(Provided data)
☆ ☆ ☆

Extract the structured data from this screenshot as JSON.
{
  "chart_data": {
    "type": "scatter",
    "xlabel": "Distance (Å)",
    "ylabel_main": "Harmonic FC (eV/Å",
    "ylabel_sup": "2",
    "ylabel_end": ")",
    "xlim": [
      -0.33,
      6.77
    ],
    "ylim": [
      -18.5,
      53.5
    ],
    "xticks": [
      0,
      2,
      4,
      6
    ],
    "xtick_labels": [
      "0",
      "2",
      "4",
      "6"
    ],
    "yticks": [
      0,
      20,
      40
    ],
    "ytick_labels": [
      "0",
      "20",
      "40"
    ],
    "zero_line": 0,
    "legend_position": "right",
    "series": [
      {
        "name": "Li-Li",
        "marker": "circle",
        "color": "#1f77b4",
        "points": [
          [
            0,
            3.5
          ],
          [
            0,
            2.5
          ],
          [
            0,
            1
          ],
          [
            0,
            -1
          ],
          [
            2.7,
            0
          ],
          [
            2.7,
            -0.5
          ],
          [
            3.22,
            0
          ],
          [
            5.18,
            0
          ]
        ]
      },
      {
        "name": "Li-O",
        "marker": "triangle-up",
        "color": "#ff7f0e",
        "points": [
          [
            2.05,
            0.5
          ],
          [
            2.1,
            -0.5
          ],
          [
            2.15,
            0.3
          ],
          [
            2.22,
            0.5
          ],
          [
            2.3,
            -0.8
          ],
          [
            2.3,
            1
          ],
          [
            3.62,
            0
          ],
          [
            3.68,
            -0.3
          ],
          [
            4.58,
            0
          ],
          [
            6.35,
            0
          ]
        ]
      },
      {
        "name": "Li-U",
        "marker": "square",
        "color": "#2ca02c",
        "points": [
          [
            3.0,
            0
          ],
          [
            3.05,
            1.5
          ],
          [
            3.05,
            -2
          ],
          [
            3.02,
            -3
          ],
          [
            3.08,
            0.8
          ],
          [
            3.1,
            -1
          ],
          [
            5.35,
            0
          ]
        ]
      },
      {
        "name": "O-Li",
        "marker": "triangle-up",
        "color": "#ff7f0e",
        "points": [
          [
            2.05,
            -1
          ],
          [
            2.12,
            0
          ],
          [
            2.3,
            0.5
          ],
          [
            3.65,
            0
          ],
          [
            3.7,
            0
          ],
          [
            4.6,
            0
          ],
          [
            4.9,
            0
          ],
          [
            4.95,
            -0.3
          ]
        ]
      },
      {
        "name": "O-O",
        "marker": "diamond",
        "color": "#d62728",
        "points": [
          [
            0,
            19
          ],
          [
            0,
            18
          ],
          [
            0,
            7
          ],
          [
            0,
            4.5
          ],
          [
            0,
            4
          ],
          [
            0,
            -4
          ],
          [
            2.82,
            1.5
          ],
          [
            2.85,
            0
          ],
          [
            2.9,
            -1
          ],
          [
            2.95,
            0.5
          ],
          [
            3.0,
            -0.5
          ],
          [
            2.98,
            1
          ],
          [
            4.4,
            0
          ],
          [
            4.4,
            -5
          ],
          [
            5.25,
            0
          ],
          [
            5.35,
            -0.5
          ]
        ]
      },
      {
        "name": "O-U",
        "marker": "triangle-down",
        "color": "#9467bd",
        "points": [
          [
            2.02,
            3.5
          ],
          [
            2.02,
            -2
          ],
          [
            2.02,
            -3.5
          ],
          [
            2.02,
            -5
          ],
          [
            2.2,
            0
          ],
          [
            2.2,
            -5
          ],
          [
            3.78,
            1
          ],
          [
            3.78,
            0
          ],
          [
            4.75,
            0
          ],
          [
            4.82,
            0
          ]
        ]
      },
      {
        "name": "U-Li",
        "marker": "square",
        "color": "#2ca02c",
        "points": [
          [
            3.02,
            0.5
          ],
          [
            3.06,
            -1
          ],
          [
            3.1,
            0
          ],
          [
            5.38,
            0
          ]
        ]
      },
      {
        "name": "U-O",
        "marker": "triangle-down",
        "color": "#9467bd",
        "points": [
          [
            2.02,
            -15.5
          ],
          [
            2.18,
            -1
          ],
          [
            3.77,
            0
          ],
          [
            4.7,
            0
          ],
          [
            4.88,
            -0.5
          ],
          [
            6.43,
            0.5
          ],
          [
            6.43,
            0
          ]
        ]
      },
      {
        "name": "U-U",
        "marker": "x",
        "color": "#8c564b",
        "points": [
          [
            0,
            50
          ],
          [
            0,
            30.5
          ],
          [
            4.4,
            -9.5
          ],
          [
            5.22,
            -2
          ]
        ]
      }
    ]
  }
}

☆ ☆ ☆

(Problem requirements) Repeat the data precisely, line by line.

(Problem solution)
Extract the structured data from this screenshot as JSON.
{
  "chart_data": {
    "type": "scatter",
    "xlabel": "Distance (Å)",
    "ylabel_main": "Harmonic FC (eV/Å",
    "ylabel_sup": "2",
    "ylabel_end": ")",
    "xlim": [
      -0.33,
      6.77
    ],
    "ylim": [
      -18.5,
      53.5
    ],
    "xticks": [
      0,
      2,
      4,
      6
    ],
    "xtick_labels": [
      "0",
      "2",
      "4",
      "6"
    ],
    "yticks": [
      0,
      20,
      40
    ],
    "ytick_labels": [
      "0",
      "20",
      "40"
    ],
    "zero_line": 0,
    "legend_position": "right",
    "series": [
      {
        "name": "Li-Li",
        "marker": "circle",
        "color": "#1f77b4",
        "points": [
          [
            0,
            3.5
          ],
          [
            0,
            2.5
          ],
          [
            0,
            1
          ],
          [
            0,
            -1
          ],
          [
            2.7,
            0
          ],
          [
            2.7,
            -0.5
          ],
          [
            3.22,
            0
          ],
          [
            5.18,
            0
          ]
        ]
      },
      {
        "name": "Li-O",
        "marker": "triangle-up",
        "color": "#ff7f0e",
        "points": [
          [
            2.05,
            0.5
          ],
          [
            2.1,
            -0.5
          ],
          [
            2.15,
            0.3
          ],
          [
            2.22,
            0.5
          ],
          [
            2.3,
            -0.8
          ],
          [
            2.3,
            1
          ],
          [
            3.62,
            0
          ],
          [
            3.68,
            -0.3
          ],
          [
            4.58,
            0
          ],
          [
            6.35,
            0
          ]
        ]
      },
      {
        "name": "Li-U",
        "marker": "square",
        "color": "#2ca02c",
        "points": [
          [
            3.0,
            0
          ],
          [
            3.05,
            1.5
          ],
          [
            3.05,
            -2
          ],
          [
            3.02,
            -3
          ],
          [
            3.08,
            0.8
          ],
          [
            3.1,
            -1
          ],
          [
            5.35,
            0
          ]
        ]
      },
      {
        "name": "O-Li",
        "marker": "triangle-up",
        "color": "#ff7f0e",
        "points": [
          [
            2.05,
            -1
          ],
          [
            2.12,
            0
          ],
          [
            2.3,
            0.5
          ],
          [
            3.65,
            0
          ],
          [
            3.7,
            0
          ],
          [
            4.6,
            0
          ],
          [
            4.9,
            0
          ],
          [
            4.95,
            -0.3
          ]
        ]
      },
      {
        "name": "O-O",
        "marker": "diamond",
        "color": "#d62728",
        "points": [
          [
            0,
            19
          ],
          [
            0,
            18
          ],
          [
            0,
            7
          ],
          [
            0,
            4.5
          ],
          [
            0,
            4
          ],
          [
            0,
            -4
          ],
          [
            2.82,
            1.5
          ],
          [
            2.85,
            0
          ],
          [
            2.9,
            -1
          ],
          [
            2.95,
            0.5
          ],
          [
            3.0,
            -0.5
          ],
          [
            2.98,
            1
          ],
          [
            4.4,
            0
          ],
          [
            4.4,
            -5
          ],
          [
            5.25,
            0
          ],
          [
            5.35,
            -0.5
          ]
        ]
      },
      {
        "name": "O-U",
        "marker": "triangle-down",
        "color": "#9467bd",
        "points": [
          [
            2.02,
            3.5
          ],
          [
            2.02,
            -2
          ],
          [
            2.02,
            -3.5
          ],
          [
            2.02,
            -5
          ],
          [
            2.2,
            0
          ],
          [
            2.2,
            -5
          ],
          [
            3.78,
            1
          ],
          [
            3.78,
            0
          ],
          [
            4.75,
            0
          ],
          [
            4.82,
            0
          ]
        ]
      },
      {
        "name": "U-Li",
        "marker": "square",
        "color": "#2ca02c",
        "points": [
          [
            3.02,
            0.5
          ],
          [
            3.06,
            -1
          ],
          [
            3.1,
            0
          ],
          [
            5.38,
            0
          ]
        ]
      },
      {
        "name": "U-O",
        "marker": "triangle-down",
        "color": "#9467bd",
        "points": [
          [
            2.02,
            -15.5
          ],
          [
            2.18,
            -1
          ],
          [
            3.77,
            0
          ],
          [
            4.7,
            0
          ],
          [
            4.88,
            -0.5
          ],
          [
            6.43,
            0.5
          ],
          [
            6.43,
            0
          ]
        ]
      },
      {
        "name": "U-U",
        "marker": "x",
        "color": "#8c564b",
        "points": [
          [
            0,
            50
          ],
          [
            0,
            30.5
          ],
          [
            4.4,
            -9.5
          ],
          [
            5.22,
            -2
          ]
        ]
      }
    ]
  }
}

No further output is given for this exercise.